_Exercise aim_: Copy out each line featuring the string "ユニバーサルスポーツを楽しもう" from the entries beneath.

_Stored rows_:
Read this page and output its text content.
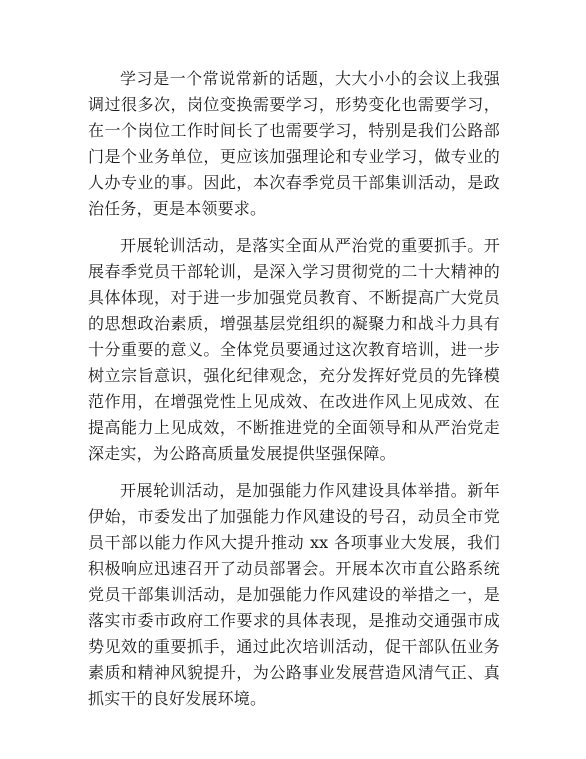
学习是一个常说常新的话题，大大小小的会议上我强调过很多次，岗位变换需要学习，形势变化也需要学习，在一个岗位工作时间长了也需要学习，特别是我们公路部门是个业务单位，更应该加强理论和专业学习，做专业的人办专业的事。因此，本次春季党员干部集训活动，是政治任务，更是本领要求。

开展轮训活动，是落实全面从严治党的重要抓手。开展春季党员干部轮训，是深入学习贯彻党的二十大精神的具体体现，对于进一步加强党员教育、不断提高广大党员的思想政治素质，增强基层党组织的凝聚力和战斗力具有十分重要的意义。全体党员要通过这次教育培训，进一步树立宗旨意识，强化纪律观念，充分发挥好党员的先锋模范作用，在增强党性上见成效、在改进作风上见成效、在提高能力上见成效，不断推进党的全面领导和从严治党走深走实，为公路高质量发展提供坚强保障。

开展轮训活动，是加强能力作风建设具体举措。新年伊始，市委发出了加强能力作风建设的号召，动员全市党员干部以能力作风大提升推动 xx 各项事业大发展，我们积极响应迅速召开了动员部署会。开展本次市直公路系统党员干部集训活动，是加强能力作风建设的举措之一，是落实市委市政府工作要求的具体表现，是推动交通强市成势见效的重要抓手，通过此次培训活动，促干部队伍业务素质和精神风貌提升，为公路事业发展营造风清气正、真抓实干的良好发展环境。
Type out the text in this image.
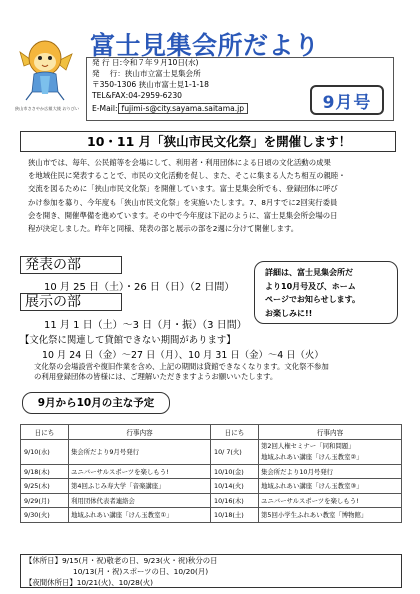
狭山市ささやか広報大使 おりびい
富士見集会所だより
発 行 日:令和７年９月10日(水)
発　 行：狭山市立富士見集会所
〒350-1306 狭山市富士見1-1-18
TEL&FAX:04-2959-6230
E-Mail: fujimi-s@city.sayama.saitama.jp	9月号
10・11 月「狭山市民文化祭」を開催します！
狭山市では、毎年、公民館等を会場にして、利用者・利用団体による日頃の文化活動の成果
を地域住民に発表することで、市民の文化活動を促し、また、そこに集まる人たち相互の親睦・
交流を図るために「狭山市民文化祭」を開催しています。富士見集会所でも、登録団体に呼び
かけ参加を募り、今年度も「狭山市民文化祭」を実施いたします。7、8月すでに2回実行委員
会を開き、開催準備を進めています。その中で今年度は下記のように、富士見集会所会場の日
程が決定しました。昨年と同様、発表の部と展示の部を2週に分けて開催します。
発表の部
10 月 25 日（土）・26 日（日）（2 日間）
展示の部
11 月 1 日（土）～3 日（月・振）（3 日間）
詳細は、富士見集会所だ
より10月号及び、ホーム
ページでお知らせします。
お楽しみに!!
【文化祭に関連して貸館できない期間があります】
10 月 24 日（金）～27 日（月）、10 月 31 日（金）～4 日（火）
文化祭の会場設営や復旧作業を含め、上記の期間は貸館できなくなります。文化祭不参加
の利用登録団体の皆様には、ご理解いただきますようお願いいたします。
9月から10月の主な予定
日にち	行事内容	日にち	行事内容
9/10(水)	集会所だより9月号発行	10/ 7(火)	第2回人権セミナー「同和問題」
地域ふれあい講座「けん玉教室②」

9/18(木)	ユニバーサルスポーツを楽しもう!	10/10(金)	集会所だより10月号発行
9/25(木)	第4回ふじみ寿大学「音楽講座」	10/14(火)	地域ふれあい講座「けん玉教室③」
9/29(月)	利用団体代表者連絡会	10/16(木)	ユニバーサルスポーツを楽しもう!
9/30(火)	地域ふれあい講座「けん玉教室①」	10/18(土)	第5回小学生ふれあい教室「博物館」
【休所日】9/15(月・祝)敬老の日、9/23(火・祝)秋分の日
10/13(月・祝)スポーツの日、10/20(月)
【夜間休所日】10/21(火)、10/28(火)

_Complete output_:
9/18(木)	ユニバーサルスポーツを楽しもう!	10/10(金)	集会所だより10月号発行
9/29(月)	利用団体代表者連絡会	10/16(木)	ユニバーサルスポーツを楽しもう!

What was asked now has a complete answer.